## What this task involves
Go through each line of the records below and count those with the word "Асино". Give only the count.

## Dataset content
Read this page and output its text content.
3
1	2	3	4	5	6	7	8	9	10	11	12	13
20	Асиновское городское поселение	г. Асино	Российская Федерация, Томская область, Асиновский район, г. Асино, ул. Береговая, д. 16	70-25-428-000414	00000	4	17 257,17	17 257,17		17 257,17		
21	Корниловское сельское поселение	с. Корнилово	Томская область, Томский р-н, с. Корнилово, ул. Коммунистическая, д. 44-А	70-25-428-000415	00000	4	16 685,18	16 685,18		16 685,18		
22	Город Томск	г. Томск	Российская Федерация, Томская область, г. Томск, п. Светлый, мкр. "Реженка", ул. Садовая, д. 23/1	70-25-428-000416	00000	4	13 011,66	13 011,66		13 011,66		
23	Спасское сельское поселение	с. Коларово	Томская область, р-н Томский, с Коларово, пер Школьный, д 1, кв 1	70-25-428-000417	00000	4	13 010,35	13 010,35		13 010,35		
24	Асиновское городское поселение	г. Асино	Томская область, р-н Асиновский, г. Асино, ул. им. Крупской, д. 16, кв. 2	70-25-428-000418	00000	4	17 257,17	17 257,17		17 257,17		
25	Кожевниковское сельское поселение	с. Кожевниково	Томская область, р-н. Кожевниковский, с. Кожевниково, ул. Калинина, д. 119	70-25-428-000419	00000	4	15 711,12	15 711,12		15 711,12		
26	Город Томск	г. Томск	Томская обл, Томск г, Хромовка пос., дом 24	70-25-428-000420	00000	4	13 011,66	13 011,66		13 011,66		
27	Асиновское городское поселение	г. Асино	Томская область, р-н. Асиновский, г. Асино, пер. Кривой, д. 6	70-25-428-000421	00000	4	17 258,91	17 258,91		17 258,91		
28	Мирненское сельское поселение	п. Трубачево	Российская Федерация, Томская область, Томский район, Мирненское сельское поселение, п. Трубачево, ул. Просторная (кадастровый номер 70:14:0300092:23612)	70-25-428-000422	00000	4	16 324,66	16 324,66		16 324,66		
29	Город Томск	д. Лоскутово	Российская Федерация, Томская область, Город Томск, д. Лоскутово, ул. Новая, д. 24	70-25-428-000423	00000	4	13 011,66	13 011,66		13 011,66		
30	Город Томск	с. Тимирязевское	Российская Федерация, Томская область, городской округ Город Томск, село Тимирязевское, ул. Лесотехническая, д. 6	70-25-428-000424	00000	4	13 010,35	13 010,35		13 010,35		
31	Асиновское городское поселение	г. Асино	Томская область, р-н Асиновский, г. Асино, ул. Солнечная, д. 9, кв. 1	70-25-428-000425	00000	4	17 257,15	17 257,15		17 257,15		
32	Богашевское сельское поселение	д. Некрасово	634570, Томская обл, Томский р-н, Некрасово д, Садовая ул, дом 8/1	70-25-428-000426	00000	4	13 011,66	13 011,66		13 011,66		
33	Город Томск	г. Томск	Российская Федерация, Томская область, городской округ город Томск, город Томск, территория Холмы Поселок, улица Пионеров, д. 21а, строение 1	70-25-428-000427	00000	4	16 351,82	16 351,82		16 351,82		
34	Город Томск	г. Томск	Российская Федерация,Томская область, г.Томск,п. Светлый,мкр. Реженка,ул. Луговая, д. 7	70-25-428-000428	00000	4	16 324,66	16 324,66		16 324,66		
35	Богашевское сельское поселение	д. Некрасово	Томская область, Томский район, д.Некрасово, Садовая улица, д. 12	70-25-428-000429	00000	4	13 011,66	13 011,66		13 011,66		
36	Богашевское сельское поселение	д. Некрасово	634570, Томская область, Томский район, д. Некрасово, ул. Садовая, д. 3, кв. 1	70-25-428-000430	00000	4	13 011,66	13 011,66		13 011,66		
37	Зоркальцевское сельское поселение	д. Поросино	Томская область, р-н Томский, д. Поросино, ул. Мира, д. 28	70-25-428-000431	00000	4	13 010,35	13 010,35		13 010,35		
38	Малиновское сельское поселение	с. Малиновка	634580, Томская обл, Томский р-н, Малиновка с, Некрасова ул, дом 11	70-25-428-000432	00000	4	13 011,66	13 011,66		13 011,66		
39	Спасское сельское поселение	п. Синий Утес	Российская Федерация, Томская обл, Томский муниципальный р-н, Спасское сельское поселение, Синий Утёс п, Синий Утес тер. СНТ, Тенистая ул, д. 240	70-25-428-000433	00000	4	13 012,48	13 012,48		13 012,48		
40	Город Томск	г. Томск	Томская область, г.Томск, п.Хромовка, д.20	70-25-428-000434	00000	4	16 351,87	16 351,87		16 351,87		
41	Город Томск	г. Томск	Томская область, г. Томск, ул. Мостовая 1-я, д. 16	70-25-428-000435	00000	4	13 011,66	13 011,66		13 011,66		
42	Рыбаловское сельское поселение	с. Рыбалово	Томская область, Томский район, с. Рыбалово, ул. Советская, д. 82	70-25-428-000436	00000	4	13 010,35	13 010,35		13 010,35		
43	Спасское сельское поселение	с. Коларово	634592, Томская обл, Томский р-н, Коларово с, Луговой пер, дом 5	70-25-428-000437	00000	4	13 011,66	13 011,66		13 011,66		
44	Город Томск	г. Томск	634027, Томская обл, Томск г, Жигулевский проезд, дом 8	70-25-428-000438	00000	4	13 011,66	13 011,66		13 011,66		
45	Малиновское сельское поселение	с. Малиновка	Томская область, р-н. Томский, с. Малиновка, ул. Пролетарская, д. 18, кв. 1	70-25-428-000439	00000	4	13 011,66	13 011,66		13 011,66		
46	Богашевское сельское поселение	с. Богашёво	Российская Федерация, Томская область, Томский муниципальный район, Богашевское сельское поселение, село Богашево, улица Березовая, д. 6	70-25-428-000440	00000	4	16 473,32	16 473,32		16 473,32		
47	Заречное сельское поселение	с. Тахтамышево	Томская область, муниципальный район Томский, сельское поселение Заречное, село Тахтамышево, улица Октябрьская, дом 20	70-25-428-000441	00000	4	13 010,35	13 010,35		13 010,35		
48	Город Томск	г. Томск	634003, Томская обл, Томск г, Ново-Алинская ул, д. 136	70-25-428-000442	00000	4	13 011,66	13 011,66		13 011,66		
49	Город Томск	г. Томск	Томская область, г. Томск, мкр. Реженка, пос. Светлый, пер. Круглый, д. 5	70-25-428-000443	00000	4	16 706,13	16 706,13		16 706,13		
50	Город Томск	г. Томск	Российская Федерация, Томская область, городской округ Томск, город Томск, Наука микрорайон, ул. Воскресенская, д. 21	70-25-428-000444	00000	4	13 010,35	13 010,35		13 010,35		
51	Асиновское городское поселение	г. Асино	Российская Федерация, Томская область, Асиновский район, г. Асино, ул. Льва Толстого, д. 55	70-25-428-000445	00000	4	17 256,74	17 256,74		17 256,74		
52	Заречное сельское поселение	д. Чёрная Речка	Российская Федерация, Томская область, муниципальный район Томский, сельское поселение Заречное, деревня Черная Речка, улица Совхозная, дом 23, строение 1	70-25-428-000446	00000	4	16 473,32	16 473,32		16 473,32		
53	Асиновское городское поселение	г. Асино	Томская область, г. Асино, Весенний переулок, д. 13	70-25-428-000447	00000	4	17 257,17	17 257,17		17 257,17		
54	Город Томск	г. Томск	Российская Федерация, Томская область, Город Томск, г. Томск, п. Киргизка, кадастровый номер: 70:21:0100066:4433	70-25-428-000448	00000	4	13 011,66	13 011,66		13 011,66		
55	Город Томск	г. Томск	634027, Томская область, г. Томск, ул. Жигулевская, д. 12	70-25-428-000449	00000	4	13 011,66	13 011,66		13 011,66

## Solution below
6